— start Provided material —
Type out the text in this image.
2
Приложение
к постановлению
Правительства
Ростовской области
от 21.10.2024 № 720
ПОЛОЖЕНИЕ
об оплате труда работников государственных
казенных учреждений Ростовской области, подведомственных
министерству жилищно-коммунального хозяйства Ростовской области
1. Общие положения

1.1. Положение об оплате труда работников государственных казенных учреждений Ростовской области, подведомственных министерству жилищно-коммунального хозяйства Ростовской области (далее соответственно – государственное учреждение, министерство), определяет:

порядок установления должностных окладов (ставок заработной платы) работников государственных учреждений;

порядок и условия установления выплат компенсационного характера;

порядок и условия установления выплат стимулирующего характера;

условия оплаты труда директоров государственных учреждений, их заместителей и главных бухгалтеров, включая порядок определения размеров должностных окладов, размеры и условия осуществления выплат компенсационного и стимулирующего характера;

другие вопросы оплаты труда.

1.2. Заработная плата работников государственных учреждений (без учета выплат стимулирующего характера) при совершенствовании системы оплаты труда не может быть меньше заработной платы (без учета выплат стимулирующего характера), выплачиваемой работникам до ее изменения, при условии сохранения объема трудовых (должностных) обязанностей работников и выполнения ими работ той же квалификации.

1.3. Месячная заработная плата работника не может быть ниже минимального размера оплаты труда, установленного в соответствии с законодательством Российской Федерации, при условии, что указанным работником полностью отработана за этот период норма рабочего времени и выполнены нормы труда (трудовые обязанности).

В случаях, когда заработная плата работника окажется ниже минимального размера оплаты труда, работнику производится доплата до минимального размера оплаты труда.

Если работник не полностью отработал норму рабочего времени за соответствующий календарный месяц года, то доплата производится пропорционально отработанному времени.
— end Provided material —
— start Provided material —
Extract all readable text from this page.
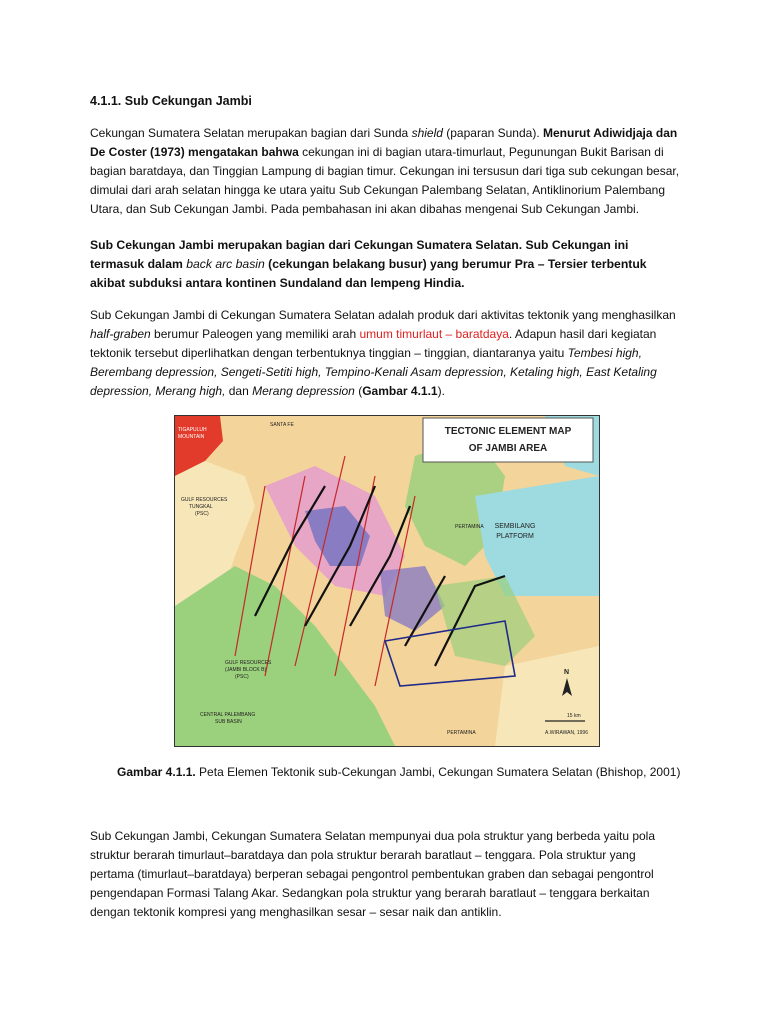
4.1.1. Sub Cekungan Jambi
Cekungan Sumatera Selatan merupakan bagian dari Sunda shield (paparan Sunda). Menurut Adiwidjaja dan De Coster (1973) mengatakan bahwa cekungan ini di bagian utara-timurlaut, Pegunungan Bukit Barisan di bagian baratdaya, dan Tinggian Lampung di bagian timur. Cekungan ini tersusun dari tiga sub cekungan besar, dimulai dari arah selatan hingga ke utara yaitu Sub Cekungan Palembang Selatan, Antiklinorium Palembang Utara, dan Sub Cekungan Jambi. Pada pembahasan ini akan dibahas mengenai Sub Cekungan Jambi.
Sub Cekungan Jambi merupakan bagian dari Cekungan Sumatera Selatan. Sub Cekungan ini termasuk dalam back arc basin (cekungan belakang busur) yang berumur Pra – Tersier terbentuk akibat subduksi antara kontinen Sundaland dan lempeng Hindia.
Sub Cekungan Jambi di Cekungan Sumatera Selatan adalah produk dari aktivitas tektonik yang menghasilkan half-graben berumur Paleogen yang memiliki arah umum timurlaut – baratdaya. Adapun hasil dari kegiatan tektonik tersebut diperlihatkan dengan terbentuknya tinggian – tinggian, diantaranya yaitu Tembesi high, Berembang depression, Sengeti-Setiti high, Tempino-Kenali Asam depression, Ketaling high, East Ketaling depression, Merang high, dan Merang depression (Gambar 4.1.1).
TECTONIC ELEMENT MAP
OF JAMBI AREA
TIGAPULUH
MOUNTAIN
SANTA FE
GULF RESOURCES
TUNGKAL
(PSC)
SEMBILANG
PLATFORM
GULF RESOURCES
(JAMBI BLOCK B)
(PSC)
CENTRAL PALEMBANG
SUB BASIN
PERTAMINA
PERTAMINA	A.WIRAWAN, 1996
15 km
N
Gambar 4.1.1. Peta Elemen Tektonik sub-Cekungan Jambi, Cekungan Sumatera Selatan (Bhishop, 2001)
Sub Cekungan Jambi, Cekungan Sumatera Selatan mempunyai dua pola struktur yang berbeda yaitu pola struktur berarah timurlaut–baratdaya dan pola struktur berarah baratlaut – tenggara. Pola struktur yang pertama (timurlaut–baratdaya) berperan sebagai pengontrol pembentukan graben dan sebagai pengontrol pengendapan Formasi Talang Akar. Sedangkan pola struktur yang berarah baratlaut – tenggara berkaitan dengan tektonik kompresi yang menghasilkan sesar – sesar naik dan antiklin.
— end Provided material —
§ Your goal:
Your task is to collect every line above that contains the word "минимального".

§ Reply:
1.3. Месячная заработная плата работника не может быть ниже минимального размера оплаты труда, установленного в соответствии с законодательством Российской Федерации, при условии, что указанным работником полностью отработана за этот период норма рабочего времени и выполнены нормы труда (трудовые обязанности).
В случаях, когда заработная плата работника окажется ниже минимального размера оплаты труда, работнику производится доплата до минимального размера оплаты труда.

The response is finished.